WHAT NEEDS TO BE DONE
Extract each line of the data and write it out again exactly.

MATERIAL SUPPLIED
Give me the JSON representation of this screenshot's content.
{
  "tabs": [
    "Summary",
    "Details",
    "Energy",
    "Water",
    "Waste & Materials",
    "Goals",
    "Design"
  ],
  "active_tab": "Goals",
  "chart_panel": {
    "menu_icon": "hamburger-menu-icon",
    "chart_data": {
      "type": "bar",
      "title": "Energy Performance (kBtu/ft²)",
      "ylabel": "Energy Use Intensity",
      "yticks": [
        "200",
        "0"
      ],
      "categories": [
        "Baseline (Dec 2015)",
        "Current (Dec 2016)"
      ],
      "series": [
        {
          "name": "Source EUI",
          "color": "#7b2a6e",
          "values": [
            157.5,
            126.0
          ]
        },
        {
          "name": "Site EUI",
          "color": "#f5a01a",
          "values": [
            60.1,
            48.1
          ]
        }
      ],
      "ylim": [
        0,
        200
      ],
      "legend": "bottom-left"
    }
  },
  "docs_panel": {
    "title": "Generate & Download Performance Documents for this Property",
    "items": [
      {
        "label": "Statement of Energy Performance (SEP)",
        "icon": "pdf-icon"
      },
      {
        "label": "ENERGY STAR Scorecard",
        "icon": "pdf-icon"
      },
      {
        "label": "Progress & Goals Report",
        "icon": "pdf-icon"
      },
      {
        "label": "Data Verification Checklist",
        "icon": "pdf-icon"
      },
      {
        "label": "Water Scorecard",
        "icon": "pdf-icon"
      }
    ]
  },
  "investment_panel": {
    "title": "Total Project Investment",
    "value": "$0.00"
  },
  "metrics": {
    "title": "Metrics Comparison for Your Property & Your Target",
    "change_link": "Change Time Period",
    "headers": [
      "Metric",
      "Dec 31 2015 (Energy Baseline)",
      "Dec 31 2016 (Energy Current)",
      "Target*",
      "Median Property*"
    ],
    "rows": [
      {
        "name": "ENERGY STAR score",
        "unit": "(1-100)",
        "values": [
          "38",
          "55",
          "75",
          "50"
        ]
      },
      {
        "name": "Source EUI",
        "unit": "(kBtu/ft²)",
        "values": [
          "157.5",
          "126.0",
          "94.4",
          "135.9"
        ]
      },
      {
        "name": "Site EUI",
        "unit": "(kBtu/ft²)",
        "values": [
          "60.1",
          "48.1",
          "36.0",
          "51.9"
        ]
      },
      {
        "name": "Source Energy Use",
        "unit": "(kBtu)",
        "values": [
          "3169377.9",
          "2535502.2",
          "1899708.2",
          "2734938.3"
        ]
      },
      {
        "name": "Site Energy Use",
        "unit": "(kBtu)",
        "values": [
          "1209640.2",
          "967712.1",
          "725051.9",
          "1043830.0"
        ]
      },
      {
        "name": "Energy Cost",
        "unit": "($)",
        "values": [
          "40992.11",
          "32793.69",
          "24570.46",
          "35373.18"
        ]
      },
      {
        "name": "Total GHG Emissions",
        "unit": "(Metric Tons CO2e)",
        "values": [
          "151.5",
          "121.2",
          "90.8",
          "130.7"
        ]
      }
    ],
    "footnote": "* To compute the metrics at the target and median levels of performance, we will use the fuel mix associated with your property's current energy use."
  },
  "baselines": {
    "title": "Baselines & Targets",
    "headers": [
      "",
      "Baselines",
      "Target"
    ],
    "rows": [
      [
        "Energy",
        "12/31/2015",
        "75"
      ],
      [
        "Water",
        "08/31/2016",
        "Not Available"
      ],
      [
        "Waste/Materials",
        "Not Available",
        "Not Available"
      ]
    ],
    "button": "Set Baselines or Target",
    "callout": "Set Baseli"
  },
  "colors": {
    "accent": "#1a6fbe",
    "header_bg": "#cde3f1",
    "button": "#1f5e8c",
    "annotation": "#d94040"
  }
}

CORRECT OUTPUT
Give me the JSON representation of this screenshot's content.
{
  "tabs": [
    "Summary",
    "Details",
    "Energy",
    "Water",
    "Waste & Materials",
    "Goals",
    "Design"
  ],
  "active_tab": "Goals",
  "chart_panel": {
    "menu_icon": "hamburger-menu-icon",
    "chart_data": {
      "type": "bar",
      "title": "Energy Performance (kBtu/ft²)",
      "ylabel": "Energy Use Intensity",
      "yticks": [
        "200",
        "0"
      ],
      "categories": [
        "Baseline (Dec 2015)",
        "Current (Dec 2016)"
      ],
      "series": [
        {
          "name": "Source EUI",
          "color": "#7b2a6e",
          "values": [
            157.5,
            126.0
          ]
        },
        {
          "name": "Site EUI",
          "color": "#f5a01a",
          "values": [
            60.1,
            48.1
          ]
        }
      ],
      "ylim": [
        0,
        200
      ],
      "legend": "bottom-left"
    }
  },
  "docs_panel": {
    "title": "Generate & Download Performance Documents for this Property",
    "items": [
      {
        "label": "Statement of Energy Performance (SEP)",
        "icon": "pdf-icon"
      },
      {
        "label": "ENERGY STAR Scorecard",
        "icon": "pdf-icon"
      },
      {
        "label": "Progress & Goals Report",
        "icon": "pdf-icon"
      },
      {
        "label": "Data Verification Checklist",
        "icon": "pdf-icon"
      },
      {
        "label": "Water Scorecard",
        "icon": "pdf-icon"
      }
    ]
  },
  "investment_panel": {
    "title": "Total Project Investment",
    "value": "$0.00"
  },
  "metrics": {
    "title": "Metrics Comparison for Your Property & Your Target",
    "change_link": "Change Time Period",
    "headers": [
      "Metric",
      "Dec 31 2015 (Energy Baseline)",
      "Dec 31 2016 (Energy Current)",
      "Target*",
      "Median Property*"
    ],
    "rows": [
      {
        "name": "ENERGY STAR score",
        "unit": "(1-100)",
        "values": [
          "38",
          "55",
          "75",
          "50"
        ]
      },
      {
        "name": "Source EUI",
        "unit": "(kBtu/ft²)",
        "values": [
          "157.5",
          "126.0",
          "94.4",
          "135.9"
        ]
      },
      {
        "name": "Site EUI",
        "unit": "(kBtu/ft²)",
        "values": [
          "60.1",
          "48.1",
          "36.0",
          "51.9"
        ]
      },
      {
        "name": "Source Energy Use",
        "unit": "(kBtu)",
        "values": [
          "3169377.9",
          "2535502.2",
          "1899708.2",
          "2734938.3"
        ]
      },
      {
        "name": "Site Energy Use",
        "unit": "(kBtu)",
        "values": [
          "1209640.2",
          "967712.1",
          "725051.9",
          "1043830.0"
        ]
      },
      {
        "name": "Energy Cost",
        "unit": "($)",
        "values": [
          "40992.11",
          "32793.69",
          "24570.46",
          "35373.18"
        ]
      },
      {
        "name": "Total GHG Emissions",
        "unit": "(Metric Tons CO2e)",
        "values": [
          "151.5",
          "121.2",
          "90.8",
          "130.7"
        ]
      }
    ],
    "footnote": "* To compute the metrics at the target and median levels of performance, we will use the fuel mix associated with your property's current energy use."
  },
  "baselines": {
    "title": "Baselines & Targets",
    "headers": [
      "",
      "Baselines",
      "Target"
    ],
    "rows": [
      [
        "Energy",
        "12/31/2015",
        "75"
      ],
      [
        "Water",
        "08/31/2016",
        "Not Available"
      ],
      [
        "Waste/Materials",
        "Not Available",
        "Not Available"
      ]
    ],
    "button": "Set Baselines or Target",
    "callout": "Set Baseli"
  },
  "colors": {
    "accent": "#1a6fbe",
    "header_bg": "#cde3f1",
    "button": "#1f5e8c",
    "annotation": "#d94040"
  }
}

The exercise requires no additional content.